### SHORT TASK
Return the entries below in their exact form, leaving the pictures out.
══ DATA SUPPLIED ══
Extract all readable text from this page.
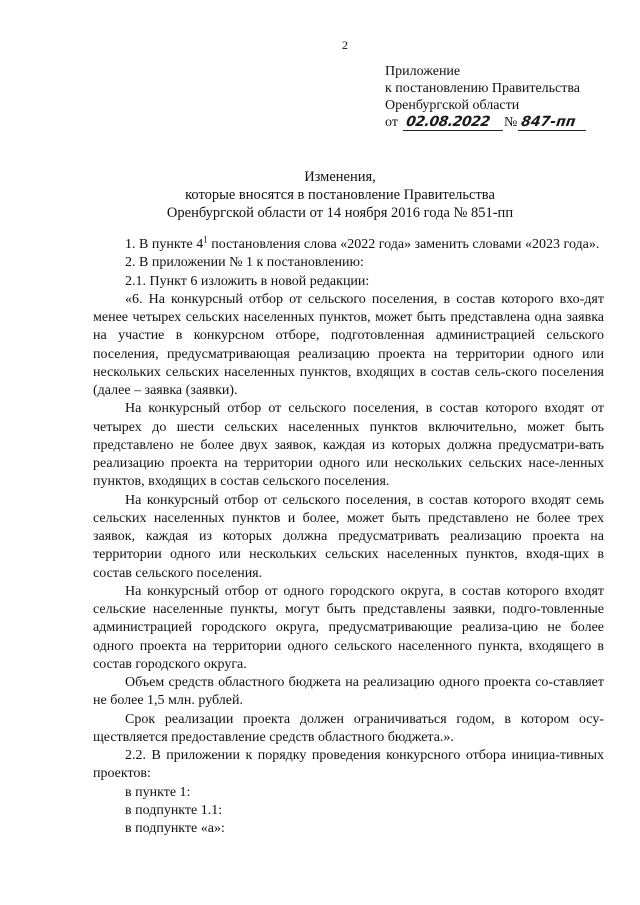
2
Приложение
к постановлению Правительства
Оренбургской области
от 02.08.2022 № 847-пп
Изменения,
которые вносятся в постановление Правительства
Оренбургской области от 14 ноября 2016 года № 851-пп

1. В пункте $4^1$ постановления слова «2022 года» заменить словами «2023 года».

2. В приложении № 1 к постановлению:

2.1. Пункт 6 изложить в новой редакции:

«6. На конкурсный отбор от сельского поселения, в состав которого вхо-дят менее четырех сельских населенных пунктов, может быть представлена одна заявка на участие в конкурсном отборе, подготовленная администрацией сельского поселения, предусматривающая реализацию проекта на территории одного или нескольких сельских населенных пунктов, входящих в состав сель-ского поселения (далее – заявка (заявки).

На конкурсный отбор от сельского поселения, в состав которого входят от четырех до шести сельских населенных пунктов включительно, может быть представлено не более двух заявок, каждая из которых должна предусматри-вать реализацию проекта на территории одного или нескольких сельских насе-ленных пунктов, входящих в состав сельского поселения.

На конкурсный отбор от сельского поселения, в состав которого входят семь сельских населенных пунктов и более, может быть представлено не более трех заявок, каждая из которых должна предусматривать реализацию проекта на территории одного или нескольких сельских населенных пунктов, входя-щих в состав сельского поселения.

На конкурсный отбор от одного городского округа, в состав которого входят сельские населенные пункты, могут быть представлены заявки, подго-товленные администрацией городского округа, предусматривающие реализа-цию не более одного проекта на территории одного сельского населенного пункта, входящего в состав городского округа.

Объем средств областного бюджета на реализацию одного проекта со-ставляет не более 1,5 млн. рублей.

Срок реализации проекта должен ограничиваться годом, в котором осу-ществляется предоставление средств областного бюджета.».

2.2. В приложении к порядку проведения конкурсного отбора инициа-тивных проектов:

в пункте 1:

в подпункте 1.1:

в подпункте «а»:
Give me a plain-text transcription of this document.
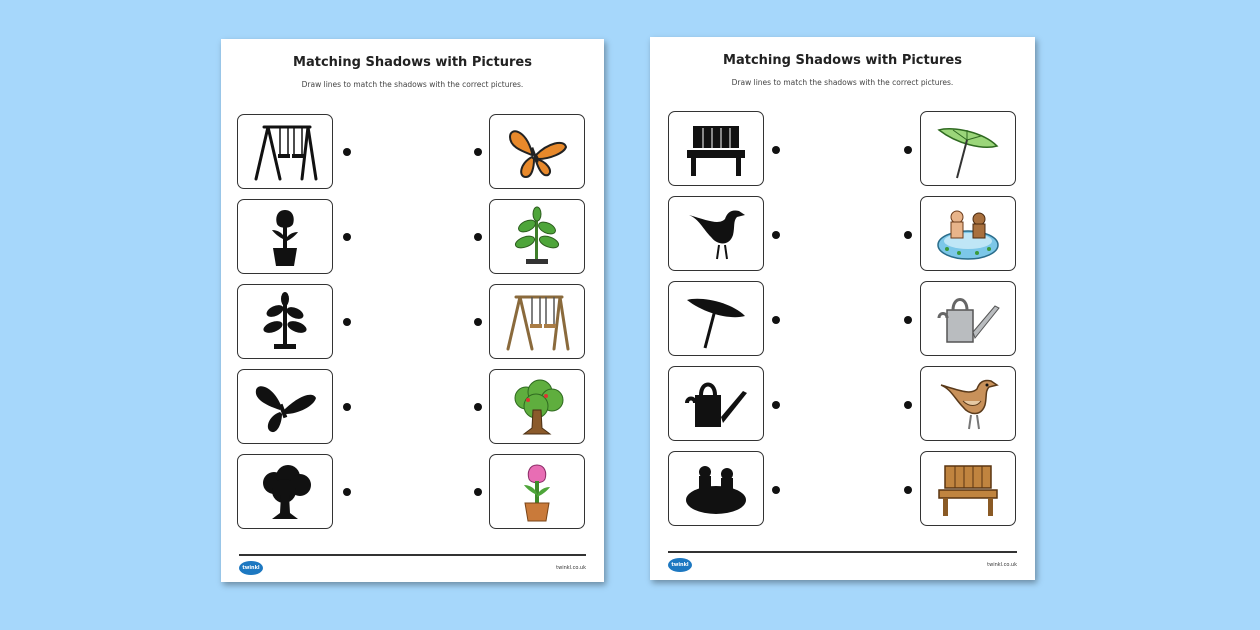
Matching Shadows with Pictures
Draw lines to match the shadows with the correct pictures.
twinkl	twinkl.co.uk
Matching Shadows with Pictures
Draw lines to match the shadows with the correct pictures.
twinkl	twinkl.co.uk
═══
### EXERCISE RESPONSE
Extract all readable text from this page.
2
Приложение
к постановлению Правительства
Оренбургской области
от 02.08.2022 № 847-пп
Изменения,
которые вносятся в постановление Правительства
Оренбургской области от 14 ноября 2016 года № 851-пп

1. В пункте $4^1$ постановления слова «2022 года» заменить словами «2023 года».

2. В приложении № 1 к постановлению:

2.1. Пункт 6 изложить в новой редакции:

«6. На конкурсный отбор от сельского поселения, в состав которого вхо-дят менее четырех сельских населенных пунктов, может быть представлена одна заявка на участие в конкурсном отборе, подготовленная администрацией сельского поселения, предусматривающая реализацию проекта на территории одного или нескольких сельских населенных пунктов, входящих в состав сель-ского поселения (далее – заявка (заявки).

На конкурсный отбор от сельского поселения, в состав которого входят от четырех до шести сельских населенных пунктов включительно, может быть представлено не более двух заявок, каждая из которых должна предусматри-вать реализацию проекта на территории одного или нескольких сельских насе-ленных пунктов, входящих в состав сельского поселения.

На конкурсный отбор от сельского поселения, в состав которого входят семь сельских населенных пунктов и более, может быть представлено не более трех заявок, каждая из которых должна предусматривать реализацию проекта на территории одного или нескольких сельских населенных пунктов, входя-щих в состав сельского поселения.

На конкурсный отбор от одного городского округа, в состав которого входят сельские населенные пункты, могут быть представлены заявки, подго-товленные администрацией городского округа, предусматривающие реализа-цию не более одного проекта на территории одного сельского населенного пункта, входящего в состав городского округа.

Объем средств областного бюджета на реализацию одного проекта со-ставляет не более 1,5 млн. рублей.

Срок реализации проекта должен ограничиваться годом, в котором осу-ществляется предоставление средств областного бюджета.».

2.2. В приложении к порядку проведения конкурсного отбора инициа-тивных проектов:

в пункте 1:

в подпункте 1.1:

в подпункте «а»:
Give me a plain-text transcription of this document.
Matching Shadows with Pictures
Draw lines to match the shadows with the correct pictures.
twinkl	twinkl.co.uk
Matching Shadows with Pictures
Draw lines to match the shadows with the correct pictures.
twinkl	twinkl.co.uk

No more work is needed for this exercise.